The problem ::
From the entries below, copy every line holding the word "questions".

Given entries ::
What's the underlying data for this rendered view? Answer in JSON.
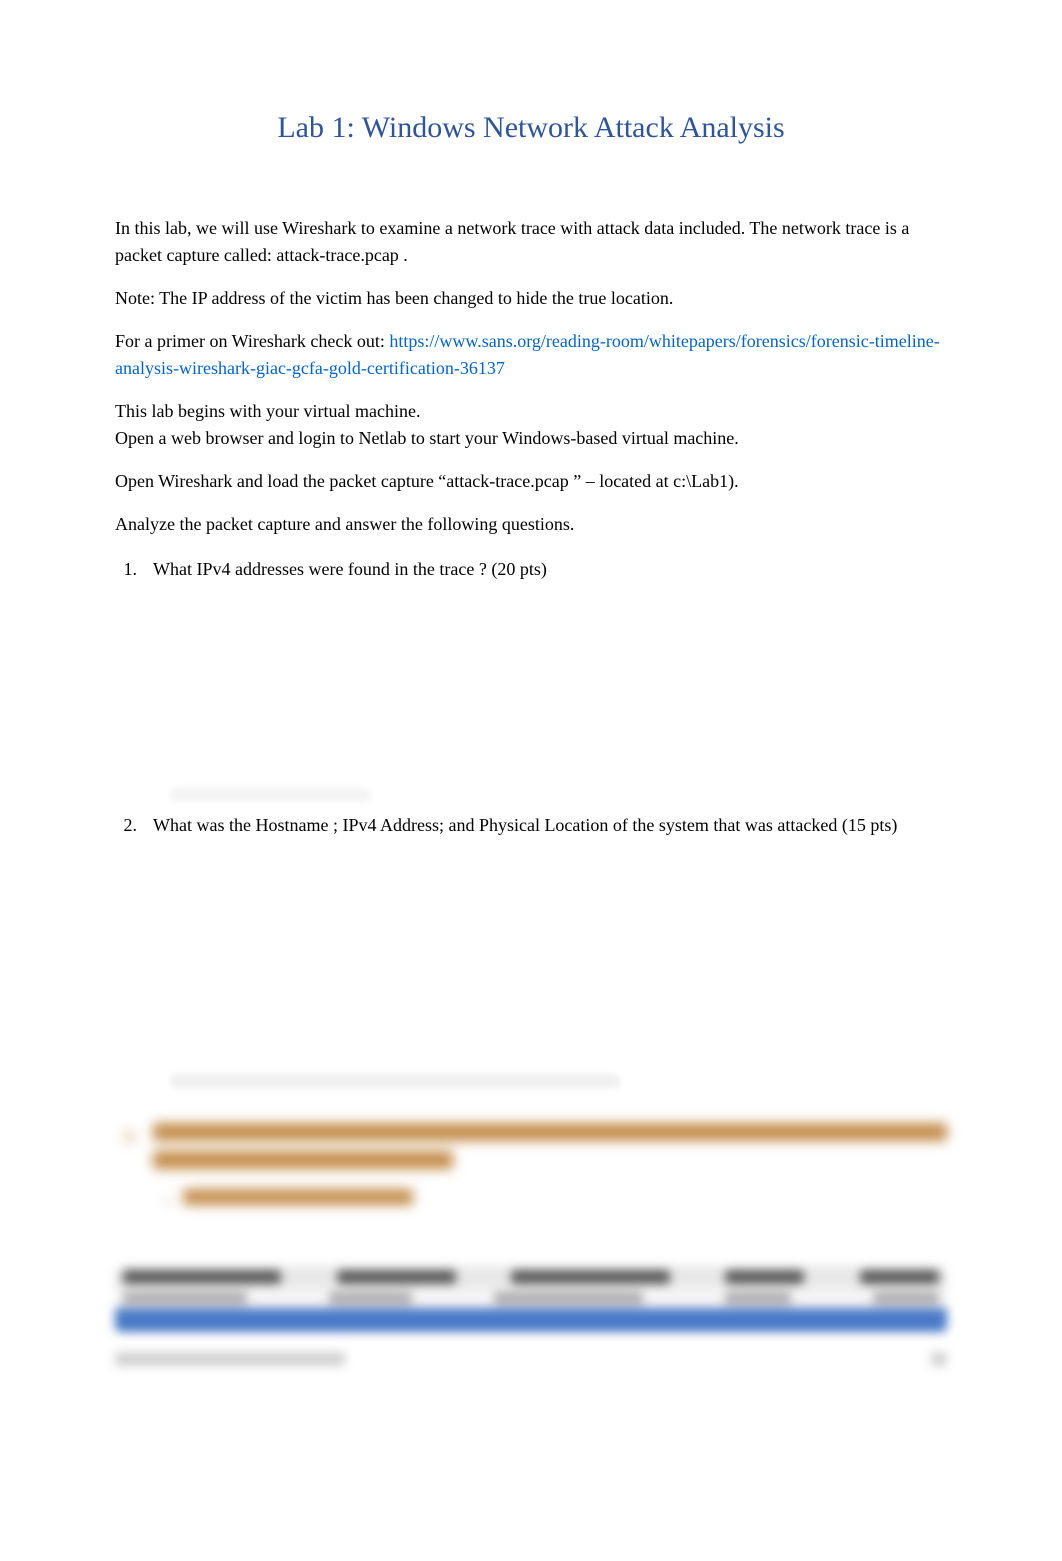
{
  "title": "Lab 1: Windows Network Attack Analysis",
  "intro": "In this lab, we will use Wireshark to examine a network trace with attack data included.    The network trace is a packet capture called:  attack-trace.pcap .",
  "note": "Note: The IP address of the victim has been changed to hide the true location.",
  "primer_prefix": "For a primer on Wireshark check out: ",
  "primer_link": "https://www.sans.org/reading-room/whitepapers/forensics/forensic-timeline-analysis-wireshark-giac-gcfa-gold-certification-36137",
  "begin_line1": "This lab begins with your virtual machine.",
  "begin_line2": "Open a web browser and login to Netlab to start your Windows-based virtual machine.",
  "open_wireshark": "Open Wireshark and load the packet capture “attack-trace.pcap     ” – located at c:\\Lab1).",
  "analyze": "Analyze the packet capture and answer the following questions.",
  "questions": {
    "q1": {
      "num": "1.",
      "text": "What IPv4 addresses were found in the trace   ? (20 pts)"
    },
    "q2": {
      "num": "2.",
      "text_pre": "What was the  Hostname ; IPv4 Address; and  Physical Location of the system that was attacked (15 pts)"
    }
  }
}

Finished exercise ::
  "analyze": "Analyze the packet capture and answer the following questions.",
  "questions": {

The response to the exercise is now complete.